**DOCUMENT SEGMENT:**
— BEGIN —
We provide here a formal mathematical analysis of the execution market's fee mechanism. We model the system's dynamics to evaluate its equilibrium state, stability, and the economic impact of its unique features, particularly the block builder subsidy. We also refer the interested reader to Base Fee Manipulation In Ethereums EIP-1559 Transaction Fee Mechanism.

System Dynamics and Equilibrium

The state of the system evolves block-by-block, defined by two key variables: the base fee, $b_\text{exec}[s]$ , and the EMA of execution gas usage, $G_{\text{avg}}[s]$ . Their evolution is described by the following system of equations:

\begin{align} G_{\text{avg}}[s] &= (1 - q) \cdot G(b_\text{exec}[s]) + q \cdot G_{\text{avg}}[s-1]\\ b_\text{exec}[s+1] &= b_\text{exec}[s] \cdot \left(1 + \phi \cdot \frac{G_{\text{avg}}[s] - G_{\text{target}}}{G_{\text{target}}}\right) \end{align}

Here, we model the total Execution Gas used in a block, $G[s]$ , as a function of the base fee, $G[b_\text{exec}[s] ]$ , where we assume a standard demand curve with $G' \lt 0$ (demand for Execution Gas decreases as the price increases).
— END —
**DATASET CONTENT:**
— BEGIN —
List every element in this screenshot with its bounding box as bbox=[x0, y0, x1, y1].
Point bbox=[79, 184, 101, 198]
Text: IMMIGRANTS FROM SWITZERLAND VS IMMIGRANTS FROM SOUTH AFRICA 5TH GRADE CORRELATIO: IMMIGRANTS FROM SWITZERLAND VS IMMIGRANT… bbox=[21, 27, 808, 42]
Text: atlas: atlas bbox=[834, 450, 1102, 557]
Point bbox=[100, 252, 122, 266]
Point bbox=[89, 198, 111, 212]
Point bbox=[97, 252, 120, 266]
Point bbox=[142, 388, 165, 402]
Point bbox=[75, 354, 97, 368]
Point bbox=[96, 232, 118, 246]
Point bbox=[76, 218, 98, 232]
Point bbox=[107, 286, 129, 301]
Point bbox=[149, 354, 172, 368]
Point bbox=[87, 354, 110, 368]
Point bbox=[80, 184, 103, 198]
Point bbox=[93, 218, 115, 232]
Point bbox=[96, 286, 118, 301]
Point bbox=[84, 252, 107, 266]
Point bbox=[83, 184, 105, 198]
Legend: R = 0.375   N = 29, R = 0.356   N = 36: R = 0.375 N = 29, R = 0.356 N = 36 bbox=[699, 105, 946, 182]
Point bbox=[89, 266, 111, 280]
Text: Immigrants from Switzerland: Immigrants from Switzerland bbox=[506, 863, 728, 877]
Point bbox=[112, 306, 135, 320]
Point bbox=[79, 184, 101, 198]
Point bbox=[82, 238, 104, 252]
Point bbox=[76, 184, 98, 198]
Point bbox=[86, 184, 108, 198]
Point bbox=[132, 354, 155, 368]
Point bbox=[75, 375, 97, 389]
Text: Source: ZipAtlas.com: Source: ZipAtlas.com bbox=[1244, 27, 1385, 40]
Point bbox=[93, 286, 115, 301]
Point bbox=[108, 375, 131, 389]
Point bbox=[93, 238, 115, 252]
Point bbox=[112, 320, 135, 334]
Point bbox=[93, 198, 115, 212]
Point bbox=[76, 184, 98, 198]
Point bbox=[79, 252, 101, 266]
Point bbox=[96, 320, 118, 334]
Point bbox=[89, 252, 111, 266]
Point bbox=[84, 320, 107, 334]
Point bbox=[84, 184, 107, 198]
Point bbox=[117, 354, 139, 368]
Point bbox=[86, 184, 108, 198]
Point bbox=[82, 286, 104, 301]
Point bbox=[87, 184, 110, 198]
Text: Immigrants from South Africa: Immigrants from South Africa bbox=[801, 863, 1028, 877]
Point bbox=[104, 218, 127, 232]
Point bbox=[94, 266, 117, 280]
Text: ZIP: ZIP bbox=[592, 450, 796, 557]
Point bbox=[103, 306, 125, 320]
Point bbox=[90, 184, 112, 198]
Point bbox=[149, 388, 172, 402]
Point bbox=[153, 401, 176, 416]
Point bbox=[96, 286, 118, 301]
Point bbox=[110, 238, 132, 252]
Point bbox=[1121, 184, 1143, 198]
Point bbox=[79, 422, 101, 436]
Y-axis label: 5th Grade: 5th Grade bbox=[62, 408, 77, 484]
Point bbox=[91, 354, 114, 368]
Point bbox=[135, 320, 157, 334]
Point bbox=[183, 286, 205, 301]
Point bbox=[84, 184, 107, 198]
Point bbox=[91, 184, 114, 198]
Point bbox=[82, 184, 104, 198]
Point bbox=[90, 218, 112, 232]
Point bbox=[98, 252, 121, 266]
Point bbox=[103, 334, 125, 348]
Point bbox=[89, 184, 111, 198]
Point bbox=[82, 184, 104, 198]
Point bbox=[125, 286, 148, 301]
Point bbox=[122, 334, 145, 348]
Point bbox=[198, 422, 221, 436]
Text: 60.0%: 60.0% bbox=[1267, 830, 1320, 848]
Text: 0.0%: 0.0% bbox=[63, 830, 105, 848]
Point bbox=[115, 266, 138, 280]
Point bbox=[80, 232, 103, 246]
— END —
— BEGIN —
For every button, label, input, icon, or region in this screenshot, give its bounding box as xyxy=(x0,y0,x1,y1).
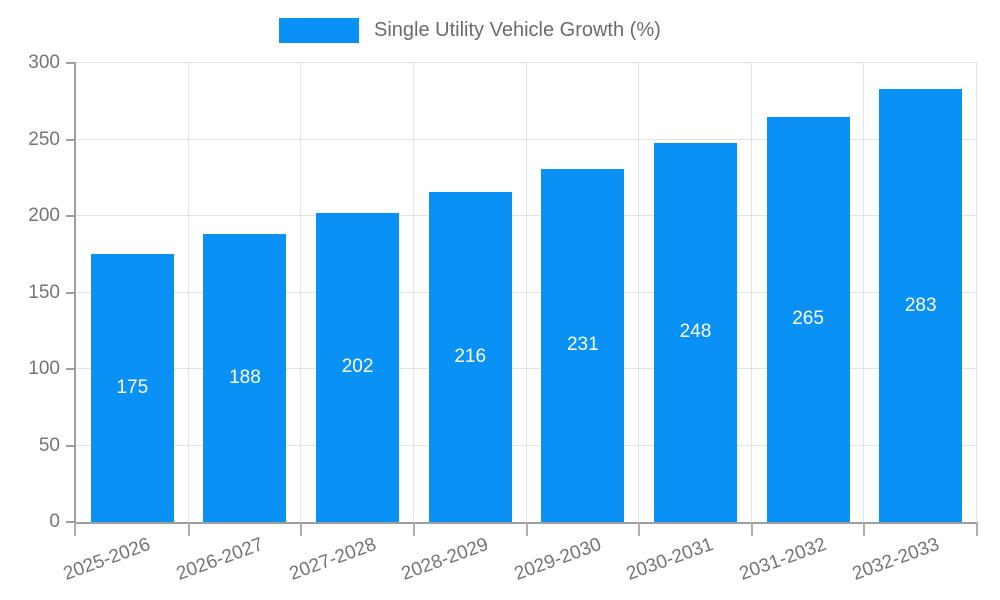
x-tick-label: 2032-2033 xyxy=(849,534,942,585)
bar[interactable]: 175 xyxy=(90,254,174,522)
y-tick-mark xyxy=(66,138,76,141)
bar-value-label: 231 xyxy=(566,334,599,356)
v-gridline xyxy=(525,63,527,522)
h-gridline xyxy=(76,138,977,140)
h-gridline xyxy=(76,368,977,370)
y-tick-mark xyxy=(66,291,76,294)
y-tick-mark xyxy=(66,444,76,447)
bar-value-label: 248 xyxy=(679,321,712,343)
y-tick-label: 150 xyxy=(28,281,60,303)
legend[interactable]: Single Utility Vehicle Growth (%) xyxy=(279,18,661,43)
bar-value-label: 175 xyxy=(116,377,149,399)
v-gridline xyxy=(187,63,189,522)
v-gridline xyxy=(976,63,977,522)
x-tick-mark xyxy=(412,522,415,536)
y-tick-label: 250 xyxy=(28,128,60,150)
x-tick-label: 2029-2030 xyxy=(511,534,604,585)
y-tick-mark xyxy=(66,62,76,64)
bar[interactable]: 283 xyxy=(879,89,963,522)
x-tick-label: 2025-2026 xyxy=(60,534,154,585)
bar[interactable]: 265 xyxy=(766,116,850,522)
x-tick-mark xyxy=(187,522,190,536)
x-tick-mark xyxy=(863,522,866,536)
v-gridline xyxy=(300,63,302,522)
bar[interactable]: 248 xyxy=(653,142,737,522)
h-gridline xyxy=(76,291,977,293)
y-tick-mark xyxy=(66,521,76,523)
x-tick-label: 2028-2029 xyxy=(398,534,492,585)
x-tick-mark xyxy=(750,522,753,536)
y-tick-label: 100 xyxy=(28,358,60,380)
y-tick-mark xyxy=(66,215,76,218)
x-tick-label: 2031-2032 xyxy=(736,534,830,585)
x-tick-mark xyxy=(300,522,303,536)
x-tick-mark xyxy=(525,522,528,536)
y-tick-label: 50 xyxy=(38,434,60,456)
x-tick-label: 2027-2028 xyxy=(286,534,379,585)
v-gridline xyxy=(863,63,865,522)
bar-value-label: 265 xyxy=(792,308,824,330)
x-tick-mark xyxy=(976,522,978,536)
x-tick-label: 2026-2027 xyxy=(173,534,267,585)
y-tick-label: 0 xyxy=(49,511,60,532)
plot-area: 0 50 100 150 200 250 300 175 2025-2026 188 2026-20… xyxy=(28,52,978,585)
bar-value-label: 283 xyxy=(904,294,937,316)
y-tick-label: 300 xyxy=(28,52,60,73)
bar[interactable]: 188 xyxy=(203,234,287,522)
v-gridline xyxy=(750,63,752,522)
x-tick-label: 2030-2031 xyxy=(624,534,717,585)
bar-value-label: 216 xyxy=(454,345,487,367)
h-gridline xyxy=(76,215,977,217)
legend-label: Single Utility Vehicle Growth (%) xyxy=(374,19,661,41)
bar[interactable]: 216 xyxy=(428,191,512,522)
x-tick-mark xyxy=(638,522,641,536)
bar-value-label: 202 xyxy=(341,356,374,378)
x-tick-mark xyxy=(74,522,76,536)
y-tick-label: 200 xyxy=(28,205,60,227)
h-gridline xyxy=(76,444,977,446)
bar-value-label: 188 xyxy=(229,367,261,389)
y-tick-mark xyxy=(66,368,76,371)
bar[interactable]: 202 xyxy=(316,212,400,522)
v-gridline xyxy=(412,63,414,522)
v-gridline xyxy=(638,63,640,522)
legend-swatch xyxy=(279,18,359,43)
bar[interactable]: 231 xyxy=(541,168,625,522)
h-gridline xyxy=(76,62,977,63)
— END —
**TASKS TO CARRY OUT:**
- A) In the fee mechanism analysis above, list the things the modeling of the system's dynamics is meant to evaluate.
- B) What assumption does the fee mechanism analysis make about the demand curve for Execution Gas?
- C) Continue the execution market fee mechanism analysis above from its last sentence.

**RESPONSES PER TASK:**
- A)
- The equilibrium state
- Stability
- The economic impact of its unique features, particularly the block builder subsidy

- B) It assumes a standard demand curve with G′ < 0, so demand for Execution Gas decreases as the price increases.

- C)
The system is in equilibrium when its state variables no longer change. Let the equilibrium state be $(b^{\ast}, G_{\text{avg}}^{\ast})$ . From the base fee update rule (2), for $b_\text{exec}[s+1] = b_\text{exec}[s] = b^{\ast}$ , the adjustment factor must be zero. This implies:

G_{\text{avg}}^{\ast} - G_{\text{target}} = 0 \implies \boldsymbol{G_{\text{avg}}^{\ast} = G_{\text{target}}}

From the EMA update rule (1), for $G_{\text{avg}}[s] = G_{\text{avg}}[s-1] = G_{\text{avg}}^{\ast}$ , we must have:

\begin{aligned} G_{\text{avg}}^{\ast} &= (1 - q) \cdot G[b^{\ast}] + q \cdot G_{\text{avg}}^{\ast} \\ (1 - q) \cdot G_{\text{avg}}^{\ast} &= (1 - q) \cdot G[b^{\ast}] \\ \implies G_{\text{avg}}^{\ast} &= G[b^{\ast}] \end{aligned}

Conclusion: Combining these results, the system reaches equilibrium when the execution gas demanded by the market at price $b^{\ast}$ is exactly equal to the protocol's target: ${G[b^{\ast}] = G_{\text{target}}}$ . The equilibrium base fee, $b^{\ast}$ , is the market-clearing price that induces a level of network activity precisely equal to the desired target.

Base Fee Stability Analysis

Stability analysis determines if the system will naturally converge to the equilibrium state $(b^{\ast}, G_{\text{target}})$ after a market shock. Due to the two-variable, cross-dependent nature of the system, we analyze the Jacobian matrix of the linearized system around the equilibrium point.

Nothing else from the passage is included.